[Text under study]
---+---
Interferon-β Suppresses Murine Th1 Cell Function in the Absence of Antigen-Presenting Cells

Interferon (IFN)-beta is a front-line therapy for the treatment of the relapsing-remitting form of multiple sclerosis. However, its immunosuppressive mechanism of function remains incompletely understood. While it has been proposed that IFN-beta suppresses the function of inflammatory myelin antigen-reactive T cells by promoting the release of immunomodulatory cytokines such as IL-27 from antigen-presenting cells (APCs), its direct effects on inflammatory CD4(+) Th1 cells are less clear. Here, we establish that IFN-beta inhibits mouse IFN-gamma(+) Th1 cell function in the absence of APCs. CD4(+) T cells express the type I interferon receptor, and IFN-beta can suppress Th1 cell proliferation under APC-free stimulation conditions. IFN-beta-treated myelin antigen-specific Th1 cells are impaired in their ability to induce severe experimental autoimmune encephalomyelitis (EAE) upon transfer to lymphocyte-deficient Rag1(-/-) mice. Polarized Th1 cells downregulate IFN-gamma and IL-2, and upregulate the negative regulatory receptor Tim-3, when treated with IFN-beta in the absence of APCs. Further, IFN-beta treatment of Th1 cells upregulates phosphorylation of Stat1, and downregulates phosphorylation of Stat4. Our data indicate that IFN-gamma-producing Th1 cells are directly responsive to IFN-beta and point to a novel mechanism of IFN-beta-mediated T cell suppression that is independent of APC-derived signals.
---+---
[Study material]
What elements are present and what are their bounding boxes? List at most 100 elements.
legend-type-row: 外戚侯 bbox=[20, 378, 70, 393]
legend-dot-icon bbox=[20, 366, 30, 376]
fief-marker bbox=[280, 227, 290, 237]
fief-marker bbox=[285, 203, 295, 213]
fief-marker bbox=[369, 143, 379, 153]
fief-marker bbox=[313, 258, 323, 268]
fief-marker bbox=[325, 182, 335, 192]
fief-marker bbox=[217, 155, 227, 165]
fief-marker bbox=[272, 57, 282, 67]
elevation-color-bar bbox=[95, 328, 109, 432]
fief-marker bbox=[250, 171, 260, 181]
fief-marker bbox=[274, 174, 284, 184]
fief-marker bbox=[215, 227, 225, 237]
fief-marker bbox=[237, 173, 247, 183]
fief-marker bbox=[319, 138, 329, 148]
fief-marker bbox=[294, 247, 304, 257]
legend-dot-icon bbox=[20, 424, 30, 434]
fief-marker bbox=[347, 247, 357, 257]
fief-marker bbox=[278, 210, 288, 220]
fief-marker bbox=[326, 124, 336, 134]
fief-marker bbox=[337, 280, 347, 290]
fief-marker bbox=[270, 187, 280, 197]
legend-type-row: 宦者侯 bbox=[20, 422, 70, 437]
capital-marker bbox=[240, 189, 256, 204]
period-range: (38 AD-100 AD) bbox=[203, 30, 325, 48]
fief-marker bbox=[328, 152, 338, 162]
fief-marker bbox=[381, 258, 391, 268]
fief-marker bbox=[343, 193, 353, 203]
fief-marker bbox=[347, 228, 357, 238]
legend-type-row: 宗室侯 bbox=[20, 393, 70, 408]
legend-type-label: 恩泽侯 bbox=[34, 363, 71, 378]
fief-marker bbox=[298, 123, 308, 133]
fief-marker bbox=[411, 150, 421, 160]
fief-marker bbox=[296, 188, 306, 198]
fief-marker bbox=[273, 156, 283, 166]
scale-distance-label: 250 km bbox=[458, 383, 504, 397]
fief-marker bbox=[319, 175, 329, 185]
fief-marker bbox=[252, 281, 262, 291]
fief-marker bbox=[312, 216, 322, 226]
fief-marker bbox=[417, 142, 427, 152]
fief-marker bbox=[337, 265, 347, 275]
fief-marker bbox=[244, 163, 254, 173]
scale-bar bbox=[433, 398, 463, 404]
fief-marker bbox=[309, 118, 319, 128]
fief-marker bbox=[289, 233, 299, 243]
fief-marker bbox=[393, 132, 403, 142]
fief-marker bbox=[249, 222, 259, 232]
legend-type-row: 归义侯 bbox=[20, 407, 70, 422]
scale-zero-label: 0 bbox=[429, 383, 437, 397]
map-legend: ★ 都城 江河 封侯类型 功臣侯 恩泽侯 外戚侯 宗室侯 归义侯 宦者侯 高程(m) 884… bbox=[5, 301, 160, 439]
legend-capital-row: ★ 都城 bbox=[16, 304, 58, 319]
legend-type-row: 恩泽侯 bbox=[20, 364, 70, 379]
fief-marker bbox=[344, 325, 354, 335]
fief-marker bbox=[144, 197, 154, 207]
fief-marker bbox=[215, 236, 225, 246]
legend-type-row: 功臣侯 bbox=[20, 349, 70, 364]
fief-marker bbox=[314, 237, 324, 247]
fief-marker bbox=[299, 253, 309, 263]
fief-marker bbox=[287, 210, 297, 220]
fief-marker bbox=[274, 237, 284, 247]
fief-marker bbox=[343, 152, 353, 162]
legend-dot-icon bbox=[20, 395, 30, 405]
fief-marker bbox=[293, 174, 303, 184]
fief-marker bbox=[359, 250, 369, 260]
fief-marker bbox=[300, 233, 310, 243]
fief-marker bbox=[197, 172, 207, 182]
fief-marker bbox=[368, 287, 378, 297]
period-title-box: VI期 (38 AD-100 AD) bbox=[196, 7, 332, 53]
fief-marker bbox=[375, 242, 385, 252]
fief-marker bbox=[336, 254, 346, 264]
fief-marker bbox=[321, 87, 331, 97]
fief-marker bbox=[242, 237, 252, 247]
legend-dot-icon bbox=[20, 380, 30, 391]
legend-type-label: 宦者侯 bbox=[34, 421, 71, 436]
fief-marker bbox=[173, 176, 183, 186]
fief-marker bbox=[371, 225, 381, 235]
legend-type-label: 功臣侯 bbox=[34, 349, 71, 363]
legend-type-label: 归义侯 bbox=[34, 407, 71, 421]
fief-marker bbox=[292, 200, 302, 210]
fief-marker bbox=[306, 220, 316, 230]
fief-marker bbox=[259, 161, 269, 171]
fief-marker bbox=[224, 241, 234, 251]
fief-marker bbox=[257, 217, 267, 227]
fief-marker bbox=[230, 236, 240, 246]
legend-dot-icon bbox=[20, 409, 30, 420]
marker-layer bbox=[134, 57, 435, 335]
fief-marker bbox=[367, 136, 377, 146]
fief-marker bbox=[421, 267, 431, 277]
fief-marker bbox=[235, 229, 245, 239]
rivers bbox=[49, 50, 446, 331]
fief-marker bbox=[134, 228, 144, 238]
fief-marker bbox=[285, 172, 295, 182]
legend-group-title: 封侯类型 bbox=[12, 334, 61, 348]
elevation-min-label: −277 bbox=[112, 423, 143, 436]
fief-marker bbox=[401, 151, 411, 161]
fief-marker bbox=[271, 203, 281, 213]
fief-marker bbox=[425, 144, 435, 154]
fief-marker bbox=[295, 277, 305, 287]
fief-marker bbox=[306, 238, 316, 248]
---+---
[Task brief]
In the abstract on interferon-beta and Th1 cells, list each molecule that IFN-beta treatment of Th1 cells is said to upregulate or downregulate, giving the direction for each.

[Response box]
- IFN-gamma: downregulated
- IL-2: downregulated
- Tim-3: upregulated
- Stat1: phosphorylation upregulated
- Stat4: phosphorylation downregulated